Spatial layout data:
Start

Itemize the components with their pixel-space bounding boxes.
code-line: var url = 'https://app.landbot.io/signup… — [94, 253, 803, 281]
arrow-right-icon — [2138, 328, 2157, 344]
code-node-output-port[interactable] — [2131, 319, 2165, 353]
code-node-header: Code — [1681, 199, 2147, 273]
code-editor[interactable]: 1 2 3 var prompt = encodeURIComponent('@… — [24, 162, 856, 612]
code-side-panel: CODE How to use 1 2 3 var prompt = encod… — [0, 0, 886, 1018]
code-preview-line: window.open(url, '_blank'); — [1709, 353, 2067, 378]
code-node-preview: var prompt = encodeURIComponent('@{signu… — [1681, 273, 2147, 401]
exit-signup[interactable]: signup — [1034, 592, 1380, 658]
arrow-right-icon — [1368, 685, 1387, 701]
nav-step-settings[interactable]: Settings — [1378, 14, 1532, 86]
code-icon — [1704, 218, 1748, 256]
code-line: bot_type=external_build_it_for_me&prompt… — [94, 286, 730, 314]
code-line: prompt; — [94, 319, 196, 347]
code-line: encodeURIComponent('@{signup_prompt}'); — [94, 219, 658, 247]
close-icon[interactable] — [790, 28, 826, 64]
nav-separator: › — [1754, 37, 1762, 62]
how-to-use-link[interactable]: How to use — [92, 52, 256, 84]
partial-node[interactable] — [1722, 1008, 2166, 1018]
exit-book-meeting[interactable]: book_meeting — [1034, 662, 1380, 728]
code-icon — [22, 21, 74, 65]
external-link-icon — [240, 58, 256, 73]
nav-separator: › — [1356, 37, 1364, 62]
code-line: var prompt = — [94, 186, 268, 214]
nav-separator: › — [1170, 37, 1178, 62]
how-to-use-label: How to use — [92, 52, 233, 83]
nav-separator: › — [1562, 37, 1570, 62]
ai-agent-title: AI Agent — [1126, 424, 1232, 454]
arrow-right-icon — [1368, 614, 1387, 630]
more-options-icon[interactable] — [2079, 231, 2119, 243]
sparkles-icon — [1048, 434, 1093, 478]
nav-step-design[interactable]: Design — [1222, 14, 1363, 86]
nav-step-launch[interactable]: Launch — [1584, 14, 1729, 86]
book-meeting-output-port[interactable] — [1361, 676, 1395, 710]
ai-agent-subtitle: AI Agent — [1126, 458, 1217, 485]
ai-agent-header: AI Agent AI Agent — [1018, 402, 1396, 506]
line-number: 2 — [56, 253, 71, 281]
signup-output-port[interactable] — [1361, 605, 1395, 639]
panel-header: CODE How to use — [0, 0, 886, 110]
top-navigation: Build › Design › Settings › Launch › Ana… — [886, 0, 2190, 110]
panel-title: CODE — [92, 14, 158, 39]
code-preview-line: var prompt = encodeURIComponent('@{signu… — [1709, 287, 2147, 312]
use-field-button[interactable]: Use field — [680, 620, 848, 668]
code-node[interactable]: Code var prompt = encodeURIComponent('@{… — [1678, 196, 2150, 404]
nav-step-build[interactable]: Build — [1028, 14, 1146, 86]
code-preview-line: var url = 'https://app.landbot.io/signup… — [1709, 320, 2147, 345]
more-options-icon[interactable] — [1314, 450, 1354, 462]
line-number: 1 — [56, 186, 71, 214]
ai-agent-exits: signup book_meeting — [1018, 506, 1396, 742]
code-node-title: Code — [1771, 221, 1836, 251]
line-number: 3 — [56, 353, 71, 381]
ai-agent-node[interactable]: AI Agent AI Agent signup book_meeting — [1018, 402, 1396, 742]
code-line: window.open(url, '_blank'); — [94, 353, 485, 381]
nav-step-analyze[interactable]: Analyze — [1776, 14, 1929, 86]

End

Job: Reproduce the lines above verbatim, starting at the first line and ending at the line that contains "nav-step-launch[interactable]: Launch —", with both of those lines included.

Result for this exercise:
Itemize the components with their pixel-space bounding boxes.
code-line: var url = 'https://app.landbot.io/signup… — [94, 253, 803, 281]
arrow-right-icon — [2138, 328, 2157, 344]
code-node-output-port[interactable] — [2131, 319, 2165, 353]
code-node-header: Code — [1681, 199, 2147, 273]
code-editor[interactable]: 1 2 3 var prompt = encodeURIComponent('@… — [24, 162, 856, 612]
code-side-panel: CODE How to use 1 2 3 var prompt = encod… — [0, 0, 886, 1018]
code-preview-line: window.open(url, '_blank'); — [1709, 353, 2067, 378]
code-node-preview: var prompt = encodeURIComponent('@{signu… — [1681, 273, 2147, 401]
exit-signup[interactable]: signup — [1034, 592, 1380, 658]
arrow-right-icon — [1368, 685, 1387, 701]
nav-step-settings[interactable]: Settings — [1378, 14, 1532, 86]
code-icon — [1704, 218, 1748, 256]
code-line: bot_type=external_build_it_for_me&prompt… — [94, 286, 730, 314]
code-line: prompt; — [94, 319, 196, 347]
code-line: encodeURIComponent('@{signup_prompt}'); — [94, 219, 658, 247]
close-icon[interactable] — [790, 28, 826, 64]
nav-separator: › — [1754, 37, 1762, 62]
how-to-use-link[interactable]: How to use — [92, 52, 256, 84]
partial-node[interactable] — [1722, 1008, 2166, 1018]
exit-book-meeting[interactable]: book_meeting — [1034, 662, 1380, 728]
code-icon — [22, 21, 74, 65]
external-link-icon — [240, 58, 256, 73]
nav-separator: › — [1356, 37, 1364, 62]
code-line: var prompt = — [94, 186, 268, 214]
nav-separator: › — [1170, 37, 1178, 62]
how-to-use-label: How to use — [92, 52, 233, 83]
nav-separator: › — [1562, 37, 1570, 62]
ai-agent-title: AI Agent — [1126, 424, 1232, 454]
arrow-right-icon — [1368, 614, 1387, 630]
more-options-icon[interactable] — [2079, 231, 2119, 243]
sparkles-icon — [1048, 434, 1093, 478]
nav-step-design[interactable]: Design — [1222, 14, 1363, 86]
nav-step-launch[interactable]: Launch — [1584, 14, 1729, 86]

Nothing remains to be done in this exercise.